--- Raw data ---
============

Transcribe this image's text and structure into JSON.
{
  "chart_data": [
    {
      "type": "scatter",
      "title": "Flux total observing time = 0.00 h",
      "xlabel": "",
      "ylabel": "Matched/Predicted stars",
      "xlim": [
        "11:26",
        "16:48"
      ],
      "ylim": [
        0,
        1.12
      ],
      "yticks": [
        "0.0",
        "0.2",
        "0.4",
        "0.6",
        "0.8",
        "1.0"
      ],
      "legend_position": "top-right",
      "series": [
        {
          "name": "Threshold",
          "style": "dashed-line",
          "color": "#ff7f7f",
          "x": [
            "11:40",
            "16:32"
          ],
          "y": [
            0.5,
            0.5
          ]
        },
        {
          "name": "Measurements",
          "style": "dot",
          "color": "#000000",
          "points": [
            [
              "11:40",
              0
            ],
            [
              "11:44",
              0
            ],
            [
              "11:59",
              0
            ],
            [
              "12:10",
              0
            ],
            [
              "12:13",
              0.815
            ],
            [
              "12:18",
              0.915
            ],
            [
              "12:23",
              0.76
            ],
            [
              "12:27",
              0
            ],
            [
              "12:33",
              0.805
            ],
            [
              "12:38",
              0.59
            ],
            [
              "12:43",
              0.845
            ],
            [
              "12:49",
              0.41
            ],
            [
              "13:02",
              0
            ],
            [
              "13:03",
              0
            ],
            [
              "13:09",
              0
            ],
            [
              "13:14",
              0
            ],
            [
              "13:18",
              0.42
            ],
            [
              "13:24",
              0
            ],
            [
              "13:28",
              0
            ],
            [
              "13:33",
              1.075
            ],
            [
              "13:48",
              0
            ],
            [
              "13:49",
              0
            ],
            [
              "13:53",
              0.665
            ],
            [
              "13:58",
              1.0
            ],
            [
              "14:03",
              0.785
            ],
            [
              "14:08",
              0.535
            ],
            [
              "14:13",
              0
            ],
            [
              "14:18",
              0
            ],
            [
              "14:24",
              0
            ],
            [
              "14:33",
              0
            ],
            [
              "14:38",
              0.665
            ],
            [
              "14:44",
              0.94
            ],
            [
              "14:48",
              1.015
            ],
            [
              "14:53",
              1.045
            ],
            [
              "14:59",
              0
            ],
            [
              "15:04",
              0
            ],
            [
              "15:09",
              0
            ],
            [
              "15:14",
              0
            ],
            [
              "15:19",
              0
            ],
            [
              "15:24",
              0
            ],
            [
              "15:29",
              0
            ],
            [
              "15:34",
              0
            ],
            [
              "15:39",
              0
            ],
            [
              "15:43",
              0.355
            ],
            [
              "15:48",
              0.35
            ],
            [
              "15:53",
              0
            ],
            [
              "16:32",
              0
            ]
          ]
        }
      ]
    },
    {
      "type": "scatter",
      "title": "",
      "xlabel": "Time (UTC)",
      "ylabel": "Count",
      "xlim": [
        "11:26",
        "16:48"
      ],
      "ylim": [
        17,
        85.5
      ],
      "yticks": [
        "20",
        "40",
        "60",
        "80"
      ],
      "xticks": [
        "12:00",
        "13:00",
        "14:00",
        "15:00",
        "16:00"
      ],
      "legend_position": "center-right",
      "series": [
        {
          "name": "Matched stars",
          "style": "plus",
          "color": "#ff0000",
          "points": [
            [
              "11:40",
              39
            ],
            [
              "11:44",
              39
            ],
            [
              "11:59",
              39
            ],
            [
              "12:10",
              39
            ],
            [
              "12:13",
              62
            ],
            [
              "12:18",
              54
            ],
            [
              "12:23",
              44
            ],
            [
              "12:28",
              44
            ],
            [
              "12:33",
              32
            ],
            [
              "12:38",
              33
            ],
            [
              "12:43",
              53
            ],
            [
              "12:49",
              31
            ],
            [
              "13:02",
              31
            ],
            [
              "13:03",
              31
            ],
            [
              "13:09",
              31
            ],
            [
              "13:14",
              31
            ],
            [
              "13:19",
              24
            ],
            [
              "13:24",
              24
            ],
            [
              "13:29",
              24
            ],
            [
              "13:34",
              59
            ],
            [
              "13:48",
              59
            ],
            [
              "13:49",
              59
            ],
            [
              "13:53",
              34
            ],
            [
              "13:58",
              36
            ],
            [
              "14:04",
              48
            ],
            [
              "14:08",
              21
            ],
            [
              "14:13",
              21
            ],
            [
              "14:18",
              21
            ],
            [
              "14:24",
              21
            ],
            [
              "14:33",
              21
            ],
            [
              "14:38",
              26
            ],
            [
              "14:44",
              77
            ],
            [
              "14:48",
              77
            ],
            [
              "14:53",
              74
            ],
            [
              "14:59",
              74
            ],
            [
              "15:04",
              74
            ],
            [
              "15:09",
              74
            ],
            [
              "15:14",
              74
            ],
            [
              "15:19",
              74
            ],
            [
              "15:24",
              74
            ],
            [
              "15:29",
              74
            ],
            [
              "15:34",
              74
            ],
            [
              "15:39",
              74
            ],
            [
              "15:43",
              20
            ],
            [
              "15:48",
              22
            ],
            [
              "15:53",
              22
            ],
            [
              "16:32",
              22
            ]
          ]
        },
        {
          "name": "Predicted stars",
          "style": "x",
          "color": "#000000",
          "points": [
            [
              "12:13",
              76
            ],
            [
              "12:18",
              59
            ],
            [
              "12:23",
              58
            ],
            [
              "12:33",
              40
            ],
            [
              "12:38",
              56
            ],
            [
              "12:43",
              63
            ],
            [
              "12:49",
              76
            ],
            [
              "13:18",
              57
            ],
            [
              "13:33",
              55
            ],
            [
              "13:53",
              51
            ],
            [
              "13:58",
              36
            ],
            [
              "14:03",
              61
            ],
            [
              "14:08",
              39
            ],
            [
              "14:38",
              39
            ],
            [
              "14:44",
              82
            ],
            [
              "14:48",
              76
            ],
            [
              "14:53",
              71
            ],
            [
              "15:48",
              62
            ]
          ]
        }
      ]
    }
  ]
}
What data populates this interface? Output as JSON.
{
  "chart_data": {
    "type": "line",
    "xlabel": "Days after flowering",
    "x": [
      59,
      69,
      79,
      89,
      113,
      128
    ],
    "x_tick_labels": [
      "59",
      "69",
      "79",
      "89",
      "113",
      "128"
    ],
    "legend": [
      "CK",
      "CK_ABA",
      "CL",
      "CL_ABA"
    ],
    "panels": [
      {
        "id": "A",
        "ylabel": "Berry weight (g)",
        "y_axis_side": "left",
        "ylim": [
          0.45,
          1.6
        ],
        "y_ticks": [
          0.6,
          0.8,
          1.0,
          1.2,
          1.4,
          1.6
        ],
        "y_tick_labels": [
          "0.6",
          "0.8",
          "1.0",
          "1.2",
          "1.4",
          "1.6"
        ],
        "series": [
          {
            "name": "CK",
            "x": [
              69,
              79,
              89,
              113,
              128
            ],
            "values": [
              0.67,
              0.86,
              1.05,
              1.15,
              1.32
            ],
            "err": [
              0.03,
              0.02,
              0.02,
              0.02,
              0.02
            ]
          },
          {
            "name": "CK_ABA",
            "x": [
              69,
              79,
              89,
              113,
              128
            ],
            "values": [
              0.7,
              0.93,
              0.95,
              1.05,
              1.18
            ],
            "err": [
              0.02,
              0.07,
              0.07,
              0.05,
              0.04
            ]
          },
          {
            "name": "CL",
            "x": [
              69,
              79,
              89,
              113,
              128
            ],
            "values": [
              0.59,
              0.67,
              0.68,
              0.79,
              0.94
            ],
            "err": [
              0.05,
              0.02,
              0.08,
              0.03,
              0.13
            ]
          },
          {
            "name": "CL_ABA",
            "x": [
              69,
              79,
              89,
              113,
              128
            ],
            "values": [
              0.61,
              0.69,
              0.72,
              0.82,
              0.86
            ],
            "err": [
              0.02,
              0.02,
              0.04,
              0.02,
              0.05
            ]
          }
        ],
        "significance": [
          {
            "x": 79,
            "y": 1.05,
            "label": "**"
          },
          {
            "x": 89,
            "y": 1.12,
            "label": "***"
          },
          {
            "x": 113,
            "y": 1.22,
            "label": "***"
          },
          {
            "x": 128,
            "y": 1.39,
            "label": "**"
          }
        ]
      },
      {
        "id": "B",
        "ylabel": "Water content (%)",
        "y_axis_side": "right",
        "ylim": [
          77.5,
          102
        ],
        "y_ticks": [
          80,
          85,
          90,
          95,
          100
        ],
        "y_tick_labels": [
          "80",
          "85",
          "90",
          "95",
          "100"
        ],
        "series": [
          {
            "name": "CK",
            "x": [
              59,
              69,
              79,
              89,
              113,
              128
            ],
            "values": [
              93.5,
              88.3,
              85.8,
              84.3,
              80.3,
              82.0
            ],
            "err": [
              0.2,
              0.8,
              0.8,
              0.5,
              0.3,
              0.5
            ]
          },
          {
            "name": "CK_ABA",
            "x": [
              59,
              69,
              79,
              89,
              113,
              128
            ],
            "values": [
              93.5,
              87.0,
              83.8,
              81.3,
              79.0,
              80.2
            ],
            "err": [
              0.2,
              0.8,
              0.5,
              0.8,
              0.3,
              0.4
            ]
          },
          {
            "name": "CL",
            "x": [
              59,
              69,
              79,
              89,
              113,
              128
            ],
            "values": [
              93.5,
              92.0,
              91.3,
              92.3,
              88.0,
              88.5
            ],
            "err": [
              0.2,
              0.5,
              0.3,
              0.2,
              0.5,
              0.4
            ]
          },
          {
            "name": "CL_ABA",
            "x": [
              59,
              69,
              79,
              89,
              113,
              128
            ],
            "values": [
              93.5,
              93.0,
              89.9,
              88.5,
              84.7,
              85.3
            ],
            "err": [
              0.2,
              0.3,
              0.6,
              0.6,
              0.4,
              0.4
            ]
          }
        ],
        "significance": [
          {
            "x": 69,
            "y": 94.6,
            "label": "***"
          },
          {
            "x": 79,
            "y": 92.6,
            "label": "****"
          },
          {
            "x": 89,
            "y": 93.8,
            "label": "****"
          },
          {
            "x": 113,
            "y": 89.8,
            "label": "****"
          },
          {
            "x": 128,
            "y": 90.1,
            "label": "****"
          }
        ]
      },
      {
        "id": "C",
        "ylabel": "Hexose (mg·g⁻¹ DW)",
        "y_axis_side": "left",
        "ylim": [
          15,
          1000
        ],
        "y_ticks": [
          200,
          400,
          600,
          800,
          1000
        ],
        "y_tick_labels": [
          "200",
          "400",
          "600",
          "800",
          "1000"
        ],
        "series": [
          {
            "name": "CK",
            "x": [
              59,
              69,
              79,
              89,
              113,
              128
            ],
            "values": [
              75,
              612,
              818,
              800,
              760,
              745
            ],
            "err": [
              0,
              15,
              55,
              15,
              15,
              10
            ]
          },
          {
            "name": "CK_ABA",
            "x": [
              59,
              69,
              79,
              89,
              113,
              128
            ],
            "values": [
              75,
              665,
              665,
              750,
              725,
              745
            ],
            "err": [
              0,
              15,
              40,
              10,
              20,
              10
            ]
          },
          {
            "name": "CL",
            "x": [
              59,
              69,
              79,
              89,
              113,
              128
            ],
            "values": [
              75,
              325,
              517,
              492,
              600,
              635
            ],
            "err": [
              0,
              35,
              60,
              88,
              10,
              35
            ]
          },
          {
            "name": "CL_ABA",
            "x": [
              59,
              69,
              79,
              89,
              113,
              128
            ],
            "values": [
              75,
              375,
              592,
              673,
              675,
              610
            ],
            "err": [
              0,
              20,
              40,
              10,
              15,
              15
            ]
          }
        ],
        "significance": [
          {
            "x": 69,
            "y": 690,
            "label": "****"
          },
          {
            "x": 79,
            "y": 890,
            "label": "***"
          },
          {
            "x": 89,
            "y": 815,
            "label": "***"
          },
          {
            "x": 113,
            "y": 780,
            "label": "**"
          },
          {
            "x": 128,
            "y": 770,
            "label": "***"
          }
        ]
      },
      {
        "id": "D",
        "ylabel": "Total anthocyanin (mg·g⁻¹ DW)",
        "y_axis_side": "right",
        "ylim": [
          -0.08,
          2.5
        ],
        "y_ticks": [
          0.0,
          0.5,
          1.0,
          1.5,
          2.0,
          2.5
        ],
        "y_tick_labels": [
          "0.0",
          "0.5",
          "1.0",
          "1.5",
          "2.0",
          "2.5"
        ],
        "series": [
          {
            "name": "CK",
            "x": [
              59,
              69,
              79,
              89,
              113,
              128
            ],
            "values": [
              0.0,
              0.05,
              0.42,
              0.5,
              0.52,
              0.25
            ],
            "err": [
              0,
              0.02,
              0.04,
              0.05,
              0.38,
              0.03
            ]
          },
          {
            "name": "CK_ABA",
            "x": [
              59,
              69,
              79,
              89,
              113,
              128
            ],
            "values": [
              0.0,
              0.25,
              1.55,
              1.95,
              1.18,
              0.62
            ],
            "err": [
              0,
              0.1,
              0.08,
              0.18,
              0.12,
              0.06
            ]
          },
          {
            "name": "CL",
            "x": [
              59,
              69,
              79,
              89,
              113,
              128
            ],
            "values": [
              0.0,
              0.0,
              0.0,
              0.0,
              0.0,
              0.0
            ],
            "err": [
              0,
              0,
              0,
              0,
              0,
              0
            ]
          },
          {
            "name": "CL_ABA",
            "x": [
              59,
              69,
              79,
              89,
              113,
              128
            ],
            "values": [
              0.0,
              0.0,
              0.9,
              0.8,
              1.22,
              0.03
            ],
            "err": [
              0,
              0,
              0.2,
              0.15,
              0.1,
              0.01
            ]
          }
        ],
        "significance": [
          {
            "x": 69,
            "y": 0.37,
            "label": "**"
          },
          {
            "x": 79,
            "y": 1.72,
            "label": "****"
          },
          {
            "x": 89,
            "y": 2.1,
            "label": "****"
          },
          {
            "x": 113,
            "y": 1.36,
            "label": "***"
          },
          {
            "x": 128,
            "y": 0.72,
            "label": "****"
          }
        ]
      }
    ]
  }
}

============

--- Task description ---
Which lines contain "title"? Copy each of them out.

--- Task response ---
      "title": "Flux total observing time = 0.00 h",
      "title": "",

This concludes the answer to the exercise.